⟨

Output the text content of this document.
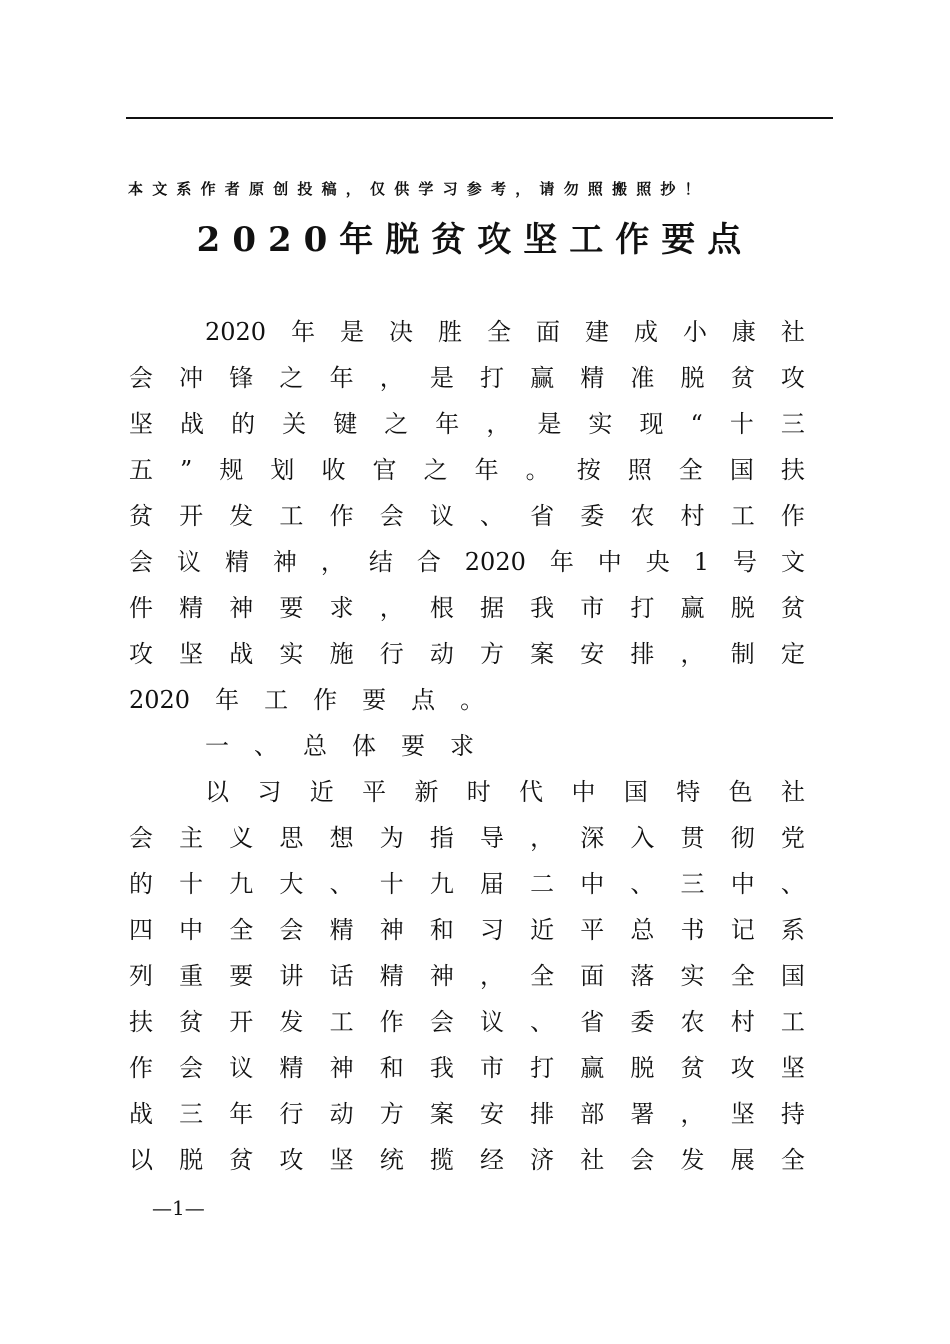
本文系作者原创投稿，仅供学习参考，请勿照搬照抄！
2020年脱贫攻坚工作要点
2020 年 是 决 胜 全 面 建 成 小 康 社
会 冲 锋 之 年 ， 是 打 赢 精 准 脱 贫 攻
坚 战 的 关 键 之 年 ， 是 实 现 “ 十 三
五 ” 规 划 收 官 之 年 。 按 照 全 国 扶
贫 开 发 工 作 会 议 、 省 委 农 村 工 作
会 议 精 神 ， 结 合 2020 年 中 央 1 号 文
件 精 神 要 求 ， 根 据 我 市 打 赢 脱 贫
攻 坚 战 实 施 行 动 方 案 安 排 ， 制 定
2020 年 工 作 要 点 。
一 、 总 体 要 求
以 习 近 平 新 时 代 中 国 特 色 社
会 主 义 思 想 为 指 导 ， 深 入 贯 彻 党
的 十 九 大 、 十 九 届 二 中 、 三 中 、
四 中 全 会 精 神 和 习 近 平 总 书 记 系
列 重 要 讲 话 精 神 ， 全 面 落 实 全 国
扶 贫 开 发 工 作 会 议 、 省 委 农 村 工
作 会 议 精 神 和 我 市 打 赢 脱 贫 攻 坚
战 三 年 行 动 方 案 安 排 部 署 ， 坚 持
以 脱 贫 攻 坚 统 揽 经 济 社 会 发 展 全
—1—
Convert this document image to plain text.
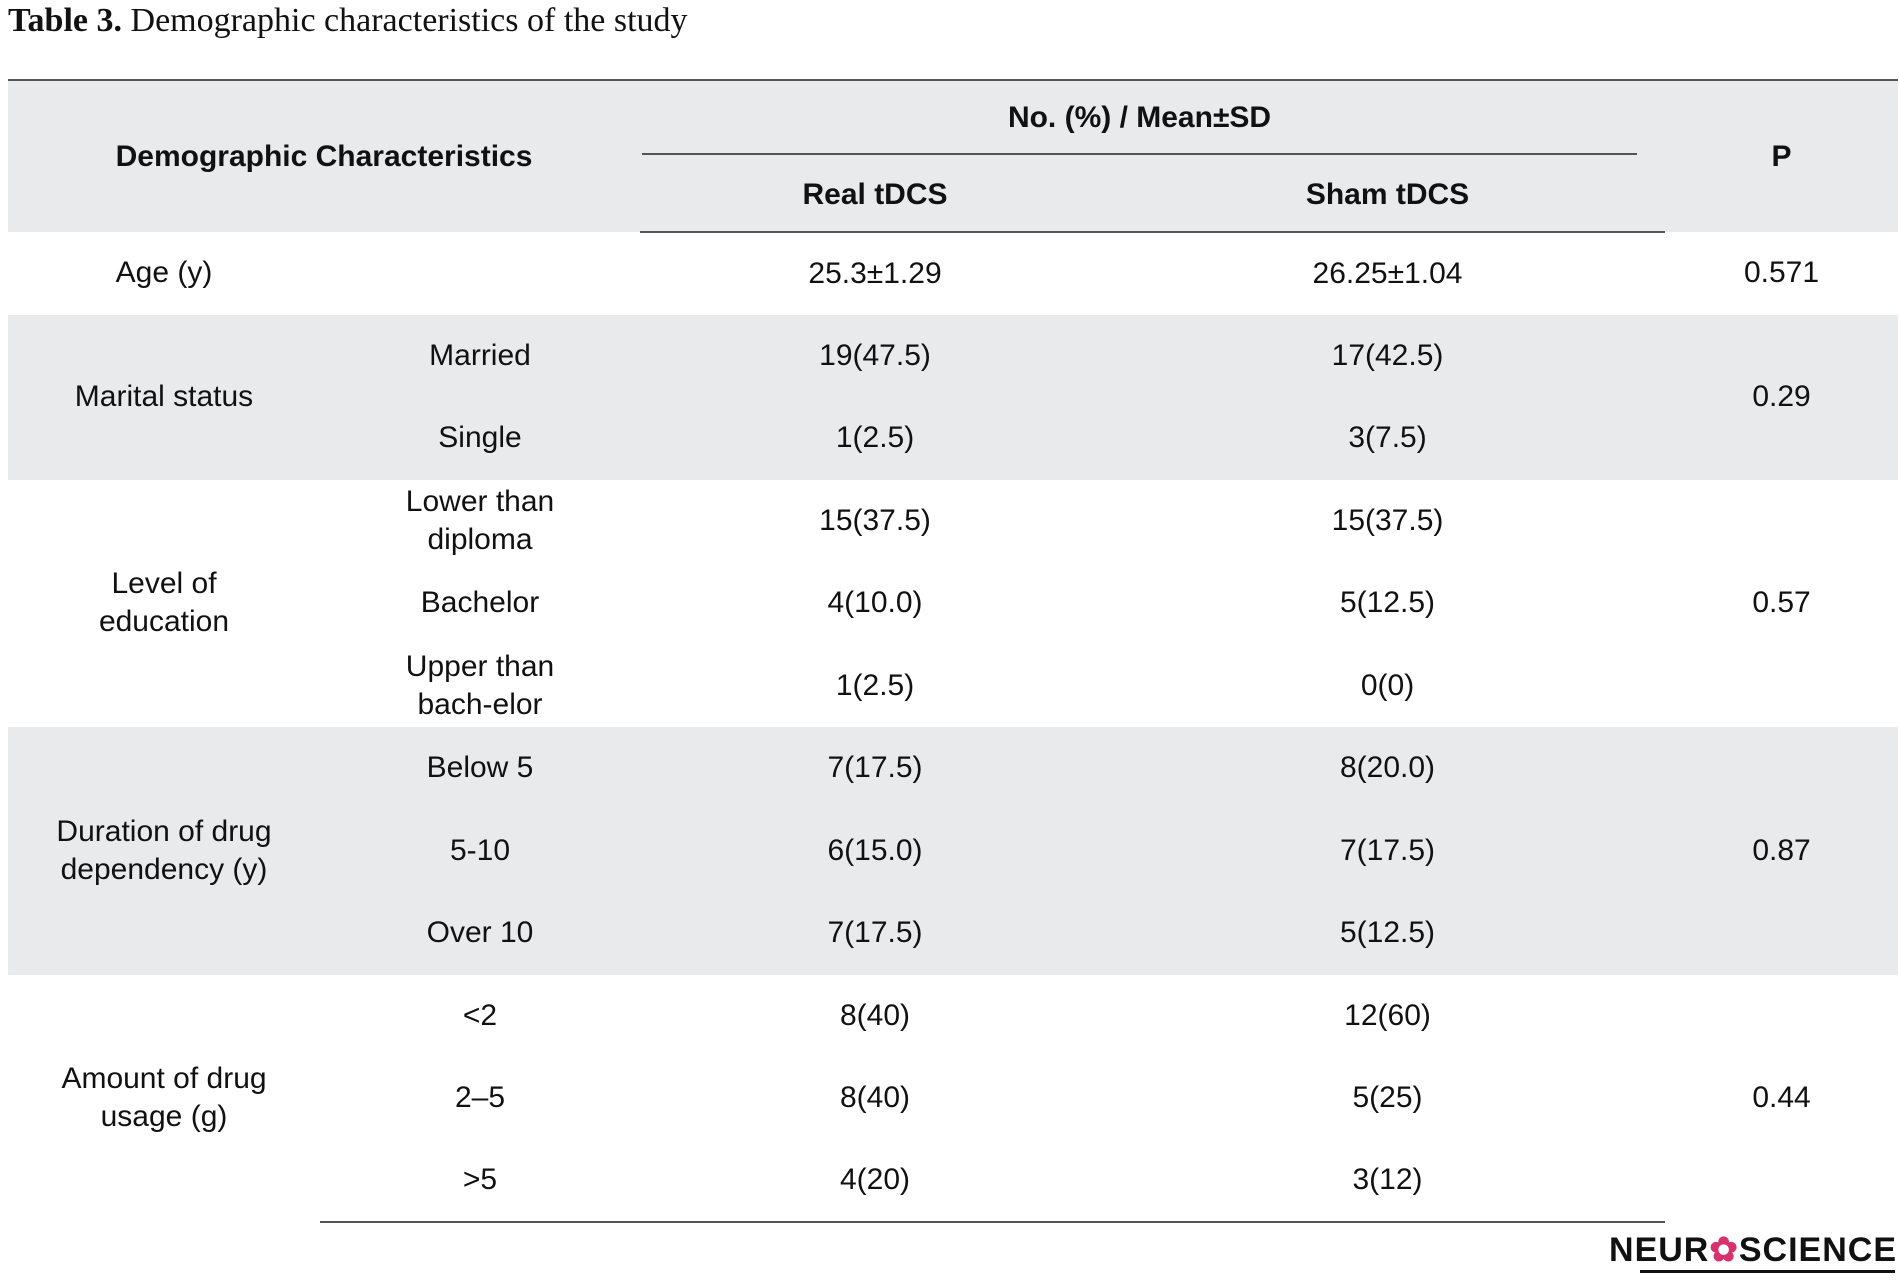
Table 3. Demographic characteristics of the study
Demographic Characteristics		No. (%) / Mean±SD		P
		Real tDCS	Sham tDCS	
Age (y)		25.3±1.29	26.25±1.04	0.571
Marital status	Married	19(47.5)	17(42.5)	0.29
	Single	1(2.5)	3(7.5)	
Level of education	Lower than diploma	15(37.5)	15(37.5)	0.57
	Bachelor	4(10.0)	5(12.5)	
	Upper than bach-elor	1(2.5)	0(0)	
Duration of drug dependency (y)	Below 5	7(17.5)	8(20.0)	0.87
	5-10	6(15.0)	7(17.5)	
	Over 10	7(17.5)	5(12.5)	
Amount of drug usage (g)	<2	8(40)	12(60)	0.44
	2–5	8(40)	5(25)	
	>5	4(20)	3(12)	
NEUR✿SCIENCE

⟩
⟨

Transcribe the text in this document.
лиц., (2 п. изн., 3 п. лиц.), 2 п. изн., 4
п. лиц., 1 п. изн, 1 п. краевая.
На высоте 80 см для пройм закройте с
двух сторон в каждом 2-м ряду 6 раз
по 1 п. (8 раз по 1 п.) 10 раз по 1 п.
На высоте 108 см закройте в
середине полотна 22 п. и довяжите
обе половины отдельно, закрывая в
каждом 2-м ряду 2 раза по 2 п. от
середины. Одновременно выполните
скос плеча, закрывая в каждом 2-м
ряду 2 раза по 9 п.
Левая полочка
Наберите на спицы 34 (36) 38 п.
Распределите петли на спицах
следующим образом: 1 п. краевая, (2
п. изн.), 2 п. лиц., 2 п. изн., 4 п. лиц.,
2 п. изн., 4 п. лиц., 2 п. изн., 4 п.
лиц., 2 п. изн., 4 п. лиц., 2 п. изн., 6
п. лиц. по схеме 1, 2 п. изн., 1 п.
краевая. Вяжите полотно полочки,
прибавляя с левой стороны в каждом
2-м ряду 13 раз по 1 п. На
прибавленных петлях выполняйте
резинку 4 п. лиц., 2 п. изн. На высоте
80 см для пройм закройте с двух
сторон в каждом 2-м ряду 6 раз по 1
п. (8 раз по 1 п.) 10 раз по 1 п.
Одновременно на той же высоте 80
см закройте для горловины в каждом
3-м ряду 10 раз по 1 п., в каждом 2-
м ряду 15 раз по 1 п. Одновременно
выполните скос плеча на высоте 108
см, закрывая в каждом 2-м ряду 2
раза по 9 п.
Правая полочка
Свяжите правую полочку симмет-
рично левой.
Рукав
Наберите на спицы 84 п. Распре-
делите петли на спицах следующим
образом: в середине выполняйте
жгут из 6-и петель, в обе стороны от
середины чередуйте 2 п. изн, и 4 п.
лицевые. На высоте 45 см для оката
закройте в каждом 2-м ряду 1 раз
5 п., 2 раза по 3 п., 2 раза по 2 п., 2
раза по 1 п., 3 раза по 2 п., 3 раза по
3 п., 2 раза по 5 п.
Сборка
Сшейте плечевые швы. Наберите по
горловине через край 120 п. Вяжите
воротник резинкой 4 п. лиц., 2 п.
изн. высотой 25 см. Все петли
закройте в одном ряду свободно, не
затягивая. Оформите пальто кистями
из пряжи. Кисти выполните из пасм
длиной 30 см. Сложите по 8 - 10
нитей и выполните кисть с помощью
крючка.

⟩
⟨

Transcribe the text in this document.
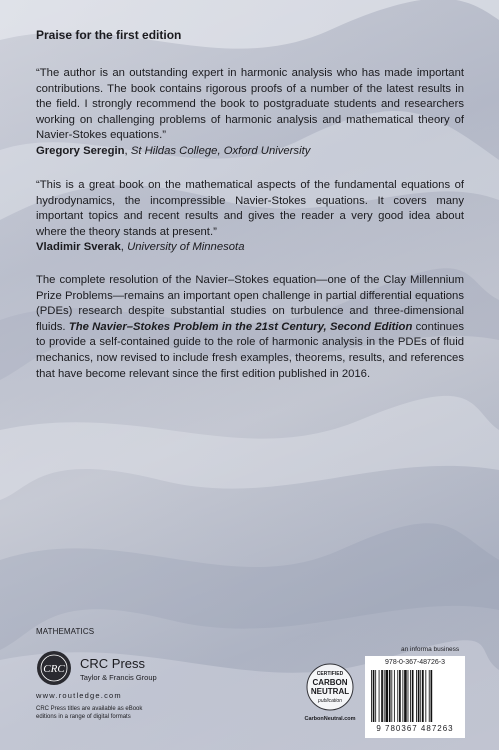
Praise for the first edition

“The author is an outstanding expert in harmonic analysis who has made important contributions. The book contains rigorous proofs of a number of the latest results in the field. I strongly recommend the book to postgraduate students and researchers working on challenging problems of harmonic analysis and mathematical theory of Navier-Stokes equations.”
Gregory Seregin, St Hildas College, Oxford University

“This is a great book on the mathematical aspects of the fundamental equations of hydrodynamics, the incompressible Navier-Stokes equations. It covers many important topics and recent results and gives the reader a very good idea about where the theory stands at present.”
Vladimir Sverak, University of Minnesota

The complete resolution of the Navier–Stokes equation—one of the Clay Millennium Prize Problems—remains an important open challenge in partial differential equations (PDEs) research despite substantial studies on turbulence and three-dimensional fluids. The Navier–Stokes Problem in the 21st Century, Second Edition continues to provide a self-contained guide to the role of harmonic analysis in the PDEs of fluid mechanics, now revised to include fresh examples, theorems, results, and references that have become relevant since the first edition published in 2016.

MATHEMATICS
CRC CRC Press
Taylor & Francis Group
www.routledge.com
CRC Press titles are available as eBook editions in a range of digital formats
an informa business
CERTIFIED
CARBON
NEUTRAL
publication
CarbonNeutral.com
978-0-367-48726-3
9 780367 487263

⟩

■ Requirement: Go through the listing above line by line and say how many lines hold the word "высоте". Reply with that number only.

■ The result: 6